«Красивое, „романовское“ продолговато-сухое, с грустными-грустными васильковыми глазами, красиво очерченным ртом, с чахоточным румянцем на впалых щеках. Породистое, благородное и скорбное лицо, скорбная улыбка. Речь тихая, в словах сдержанность, усталость» — таким увидел художник наследника российского престола.
Обстановка — крайне простая без всякой претензии на роскошь. «Кабинет так же прост, как и сам дворец, — писал Нестеров, — у окна письменный стол, большой, заставленный семейными портретами и всякими принадлежностями письма. Слева от входа — походная кровать, самого скромного вида. Роскоши и помина нет».

Упражнение A: Изложите содержание отрывка о наследнике престола в двух предложениях.
Упражнение B: Что, согласно отрывку о наследнике престола, находилось слева от входа в кабинет?
Упражнение C: Продолжите отрывок о наследнике престола и его кабинете с того места, где он заканчивается.
Эти строки представляют собой отдельный материал и с отрывком не связаны.

Извлечённые строки:
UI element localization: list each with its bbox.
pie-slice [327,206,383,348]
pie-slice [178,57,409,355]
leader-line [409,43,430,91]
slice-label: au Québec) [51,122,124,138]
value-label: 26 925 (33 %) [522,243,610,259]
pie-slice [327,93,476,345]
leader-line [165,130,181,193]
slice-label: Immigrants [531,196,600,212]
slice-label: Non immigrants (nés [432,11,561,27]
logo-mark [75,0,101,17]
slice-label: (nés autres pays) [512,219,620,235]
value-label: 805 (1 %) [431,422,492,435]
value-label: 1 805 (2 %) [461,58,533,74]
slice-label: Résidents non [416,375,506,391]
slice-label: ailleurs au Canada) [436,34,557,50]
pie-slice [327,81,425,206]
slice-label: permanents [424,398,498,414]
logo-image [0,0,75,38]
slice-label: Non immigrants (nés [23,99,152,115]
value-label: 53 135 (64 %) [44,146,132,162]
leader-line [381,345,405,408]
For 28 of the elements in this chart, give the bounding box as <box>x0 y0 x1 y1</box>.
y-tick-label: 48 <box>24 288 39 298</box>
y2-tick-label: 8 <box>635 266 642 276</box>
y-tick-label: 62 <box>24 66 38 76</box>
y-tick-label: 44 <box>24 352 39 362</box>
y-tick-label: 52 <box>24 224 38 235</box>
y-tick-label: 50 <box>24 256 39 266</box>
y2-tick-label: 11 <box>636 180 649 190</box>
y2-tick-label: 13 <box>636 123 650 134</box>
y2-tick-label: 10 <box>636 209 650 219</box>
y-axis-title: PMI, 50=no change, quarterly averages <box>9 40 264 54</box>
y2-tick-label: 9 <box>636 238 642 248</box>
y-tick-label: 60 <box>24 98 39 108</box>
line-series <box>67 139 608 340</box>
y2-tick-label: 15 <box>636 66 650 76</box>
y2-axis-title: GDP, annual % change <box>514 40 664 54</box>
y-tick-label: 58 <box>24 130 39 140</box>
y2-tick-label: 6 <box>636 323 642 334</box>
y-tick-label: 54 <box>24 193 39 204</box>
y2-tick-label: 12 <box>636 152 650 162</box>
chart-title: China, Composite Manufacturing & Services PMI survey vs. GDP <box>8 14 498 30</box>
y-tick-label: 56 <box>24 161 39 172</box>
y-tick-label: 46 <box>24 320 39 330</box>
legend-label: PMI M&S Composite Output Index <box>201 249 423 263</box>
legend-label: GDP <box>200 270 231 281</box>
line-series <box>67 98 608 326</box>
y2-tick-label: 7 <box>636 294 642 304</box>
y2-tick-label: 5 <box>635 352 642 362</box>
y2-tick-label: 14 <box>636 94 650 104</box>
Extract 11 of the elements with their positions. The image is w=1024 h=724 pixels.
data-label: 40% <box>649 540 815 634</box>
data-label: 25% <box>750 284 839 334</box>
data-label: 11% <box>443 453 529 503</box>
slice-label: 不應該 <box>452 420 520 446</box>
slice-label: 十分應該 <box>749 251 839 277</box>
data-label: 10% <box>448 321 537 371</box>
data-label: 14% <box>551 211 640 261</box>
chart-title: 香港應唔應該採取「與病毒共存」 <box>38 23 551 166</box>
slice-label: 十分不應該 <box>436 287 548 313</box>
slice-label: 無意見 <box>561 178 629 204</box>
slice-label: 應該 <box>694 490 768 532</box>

Письменный ответ A: Художник увидел наследника российского престола с красивым, породистым и скорбным лицом, грустными васильковыми глазами, чахоточным румянцем на впалых щеках и тихой, сдержанной речью. По словам Нестерова, кабинет был так же прост, как и сам дворец: у окна стоял большой письменный стол с семейными портретами, слева от входа скромная походная кровать, и роскоши не было и помина.

Письменный ответ B: Походная кровать самого скромного вида.

Письменный ответ C:
Во время обеда М. Нестеров обратил также внимание на то, что стол был сервирован очень просто: «Вина не было, также не было и водки. По концам стола стояли два хрустальных кувшина с квасом: один — с хлебным, другой — с фруктовым. Стали по порядку обносить кушаньями. Все просто, вкусно. Беседа велась общая».
В один из дней пребывания Нестерова в Абастумане цесаревичу за завтраком была подана телеграмма. «Он пробежал ее глазами и, сильно изменившись в лице, сдержанно сказал вслух: „Скончался князь Трубецкой“ (Трубецкой Сергей Никитич (1829–1899), князь, обер-гофмаршал. —
Мы все были очень смущены столь неожиданным обстоятельством. Мне тотчас же объявили, что князь Трубецкой долго жил в Абастумане и был очень любим Цесаревичем. Немедленно за Цесаревичем вышел из-за стола и лейтенант Бойсман и доктор Айканов.
Вскоре поднялись и мы все и затем узнали, что у Цесаревича после долгого перерыва снова хлынула кровь горлом. Вечером к обеду он не вышел. Все были озабочены, больше других доктор Айканов. Он видел яснее остальных положение больного. Положение угрожающее».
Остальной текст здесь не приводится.